(begin)
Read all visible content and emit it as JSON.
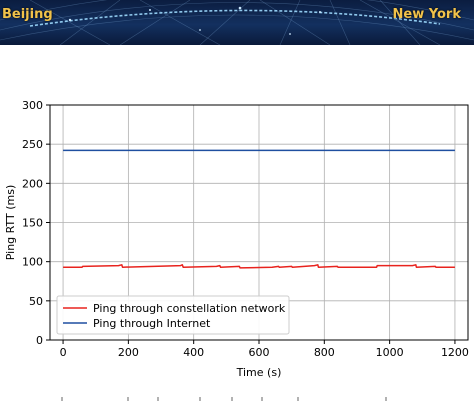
{
  "banner": {
    "left_city": "Beijing",
    "right_city": "New York",
    "bg_color": "#0b1d40",
    "text_color": "#f1c24a"
  },
  "chart_data": {
    "type": "line",
    "title": "",
    "xlabel": "Time (s)",
    "ylabel": "Ping  RTT (ms)",
    "xlim": [
      -40,
      1240
    ],
    "ylim": [
      0,
      300
    ],
    "xticks": [
      0,
      200,
      400,
      600,
      800,
      1000,
      1200
    ],
    "yticks": [
      0,
      50,
      100,
      150,
      200,
      250,
      300
    ],
    "grid": true,
    "legend_position": "lower-left",
    "series": [
      {
        "name": "Ping through constellation network",
        "color": "#e8231e",
        "x": [
          0,
          58,
          60,
          170,
          180,
          182,
          360,
          365,
          368,
          470,
          480,
          482,
          540,
          542,
          640,
          660,
          662,
          700,
          702,
          770,
          780,
          782,
          840,
          842,
          960,
          962,
          1070,
          1080,
          1082,
          1140,
          1142,
          1200
        ],
        "y": [
          93,
          93,
          94,
          95,
          96,
          93,
          95,
          96,
          93,
          94,
          95,
          93,
          94,
          92,
          93,
          94,
          93,
          94,
          93,
          95,
          96,
          93,
          94,
          93,
          93,
          95,
          95,
          96,
          93,
          94,
          93,
          93
        ]
      },
      {
        "name": "Ping through Internet",
        "color": "#1f4fa0",
        "x": [
          0,
          1200
        ],
        "y": [
          242,
          242
        ]
      }
    ]
  }
}
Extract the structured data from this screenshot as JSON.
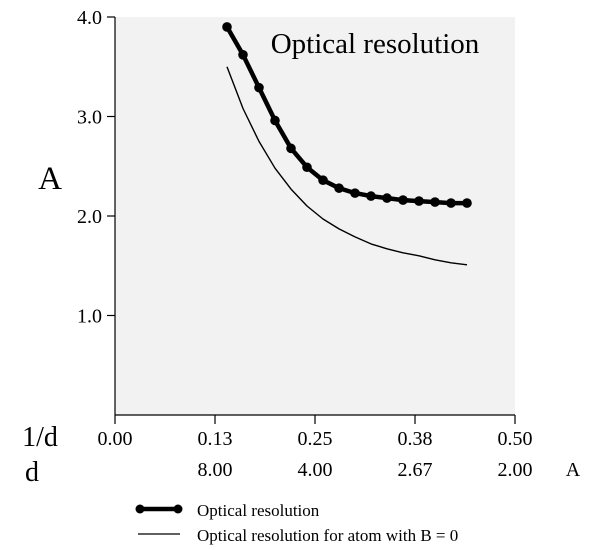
{
  "chart_data": {
    "type": "line",
    "title": "Optical resolution",
    "ylabel": "A",
    "xlabel_top_prefix": "1/d",
    "xlabel_bottom_prefix": "d",
    "xunit_bottom": "A",
    "xlim": [
      0,
      0.5
    ],
    "ylim": [
      0,
      4.0
    ],
    "yticks": [
      {
        "value": 1.0,
        "label": "1.0"
      },
      {
        "value": 2.0,
        "label": "2.0"
      },
      {
        "value": 3.0,
        "label": "3.0"
      },
      {
        "value": 4.0,
        "label": "4.0"
      }
    ],
    "xticks_top": [
      {
        "value": 0.0,
        "label": "0.00"
      },
      {
        "value": 0.125,
        "label": "0.13"
      },
      {
        "value": 0.25,
        "label": "0.25"
      },
      {
        "value": 0.375,
        "label": "0.38"
      },
      {
        "value": 0.5,
        "label": "0.50"
      }
    ],
    "xticks_bottom": [
      {
        "value": 0.125,
        "label": "8.00"
      },
      {
        "value": 0.25,
        "label": "4.00"
      },
      {
        "value": 0.375,
        "label": "2.67"
      },
      {
        "value": 0.5,
        "label": "2.00"
      }
    ],
    "series": [
      {
        "name": "Optical resolution",
        "style": "thick-markers",
        "color": "#000000",
        "x": [
          0.14,
          0.16,
          0.18,
          0.2,
          0.22,
          0.24,
          0.26,
          0.28,
          0.3,
          0.32,
          0.34,
          0.36,
          0.38,
          0.4,
          0.42,
          0.44
        ],
        "y": [
          3.9,
          3.62,
          3.29,
          2.96,
          2.68,
          2.49,
          2.36,
          2.28,
          2.23,
          2.2,
          2.18,
          2.16,
          2.15,
          2.14,
          2.13,
          2.13
        ]
      },
      {
        "name": "Optical resolution for atom with B = 0",
        "style": "thin",
        "color": "#000000",
        "x": [
          0.14,
          0.16,
          0.18,
          0.2,
          0.22,
          0.24,
          0.26,
          0.28,
          0.3,
          0.32,
          0.34,
          0.36,
          0.38,
          0.4,
          0.42,
          0.44
        ],
        "y": [
          3.5,
          3.08,
          2.75,
          2.48,
          2.27,
          2.1,
          1.97,
          1.87,
          1.79,
          1.72,
          1.67,
          1.63,
          1.6,
          1.56,
          1.53,
          1.51
        ]
      }
    ],
    "grid": false,
    "plot_background": "#f2f2f2",
    "legend_position": "bottom"
  }
}
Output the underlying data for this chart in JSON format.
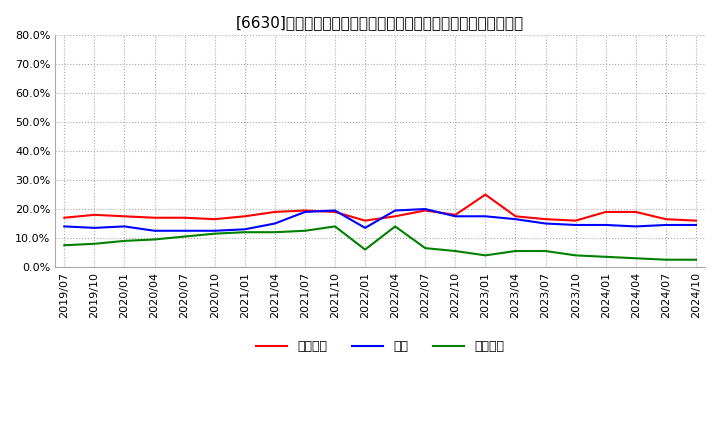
{
  "title": "[6630]　売上債権、在庫、買入債務の総資産に対する比率の推移",
  "ylim": [
    0.0,
    80.0
  ],
  "yticks": [
    0.0,
    10.0,
    20.0,
    30.0,
    40.0,
    50.0,
    60.0,
    70.0,
    80.0
  ],
  "dates": [
    "2019/07",
    "2019/10",
    "2020/01",
    "2020/04",
    "2020/07",
    "2020/10",
    "2021/01",
    "2021/04",
    "2021/07",
    "2021/10",
    "2022/01",
    "2022/04",
    "2022/07",
    "2022/10",
    "2023/01",
    "2023/04",
    "2023/07",
    "2023/10",
    "2024/01",
    "2024/04",
    "2024/07",
    "2024/10"
  ],
  "accounts_receivable": [
    17.0,
    18.0,
    17.5,
    17.0,
    17.0,
    16.5,
    17.5,
    19.0,
    19.5,
    19.0,
    16.0,
    17.5,
    19.5,
    18.0,
    25.0,
    17.5,
    16.5,
    16.0,
    19.0,
    19.0,
    16.5,
    16.0
  ],
  "inventory": [
    14.0,
    13.5,
    14.0,
    12.5,
    12.5,
    12.5,
    13.0,
    15.0,
    19.0,
    19.5,
    13.5,
    19.5,
    20.0,
    17.5,
    17.5,
    16.5,
    15.0,
    14.5,
    14.5,
    14.0,
    14.5,
    14.5
  ],
  "payables": [
    7.5,
    8.0,
    9.0,
    9.5,
    10.5,
    11.5,
    12.0,
    12.0,
    12.5,
    14.0,
    6.0,
    14.0,
    6.5,
    5.5,
    4.0,
    5.5,
    5.5,
    4.0,
    3.5,
    3.0,
    2.5,
    2.5
  ],
  "line_color_ar": "#ff0000",
  "line_color_inv": "#0000ff",
  "line_color_pay": "#008000",
  "legend_labels": [
    "売上債権",
    "在庫",
    "買入債務"
  ],
  "background_color": "#ffffff",
  "plot_bg_color": "#ffffff",
  "grid_color": "#aaaaaa",
  "title_fontsize": 11,
  "tick_fontsize": 8
}
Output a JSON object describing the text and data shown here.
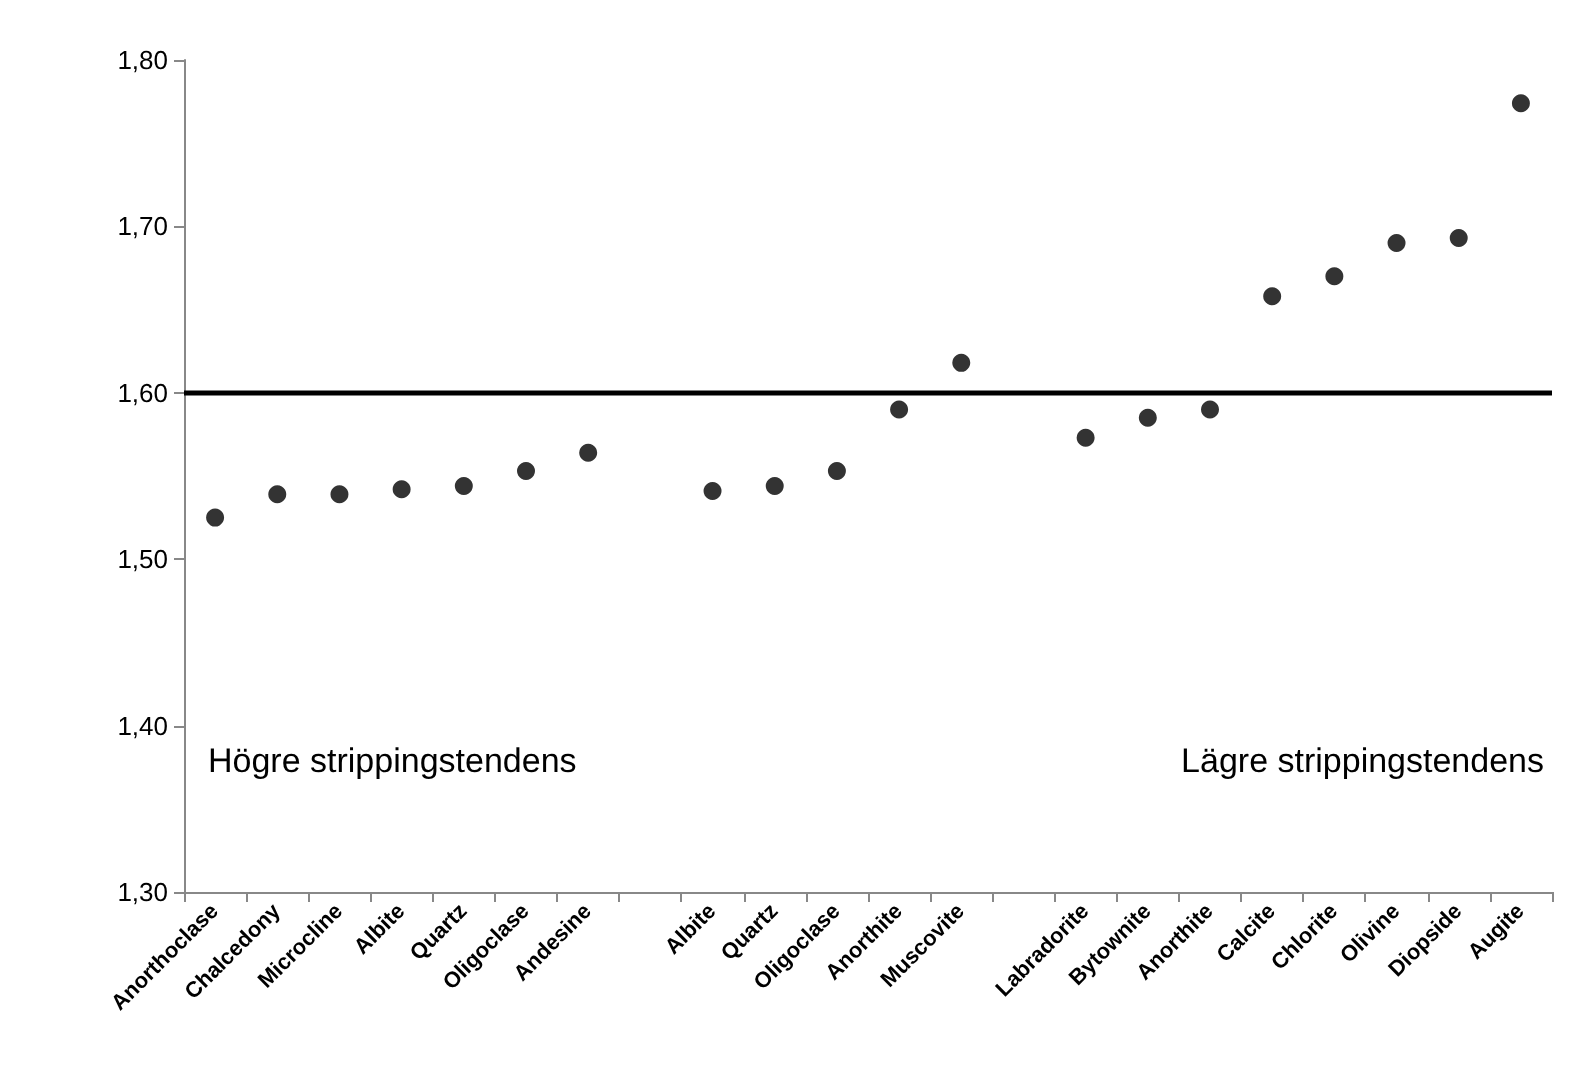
{
  "chart_data": {
    "type": "scatter",
    "categories": [
      "Anorthoclase",
      "Chalcedony",
      "Microcline",
      "Albite",
      "Quartz",
      "Oligoclase",
      "Andesine",
      null,
      "Albite",
      "Quartz",
      "Oligoclase",
      "Anorthite",
      "Muscovite",
      null,
      "Labradorite",
      "Bytownite",
      "Anorthite",
      "Calcite",
      "Chlorite",
      "Olivine",
      "Diopside",
      "Augite"
    ],
    "series": [
      {
        "color": "#000000",
        "values": [
          1.525,
          1.539,
          1.539,
          1.542,
          1.544,
          1.553,
          1.564,
          null,
          1.541,
          1.544,
          1.553,
          1.59,
          1.618,
          null,
          1.573,
          1.585,
          1.59,
          1.658,
          1.67,
          1.69,
          1.693,
          1.774
        ]
      }
    ],
    "ylim": [
      1.3,
      1.8
    ],
    "yticks": [
      {
        "value": 1.3,
        "label": "1,30"
      },
      {
        "value": 1.4,
        "label": "1,40"
      },
      {
        "value": 1.5,
        "label": "1,50"
      },
      {
        "value": 1.6,
        "label": "1,60"
      },
      {
        "value": 1.7,
        "label": "1,70"
      },
      {
        "value": 1.8,
        "label": "1,80"
      }
    ],
    "ref_lines": [
      {
        "axis": "y",
        "value": 1.6,
        "color": "#000000",
        "line_style": "solid"
      }
    ],
    "annotations": [
      "Högre strippingstendens",
      "Lägre strippingstendens"
    ],
    "grid": false,
    "marker": "circle"
  }
}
(end)
Note every line above where the string "売上債権" shows up, and copy those lines.

- **Exercise answer**
  "title": "[6630]　売上債権、在庫、買入債務の総資産に対する比率の推移",
    "売上債権",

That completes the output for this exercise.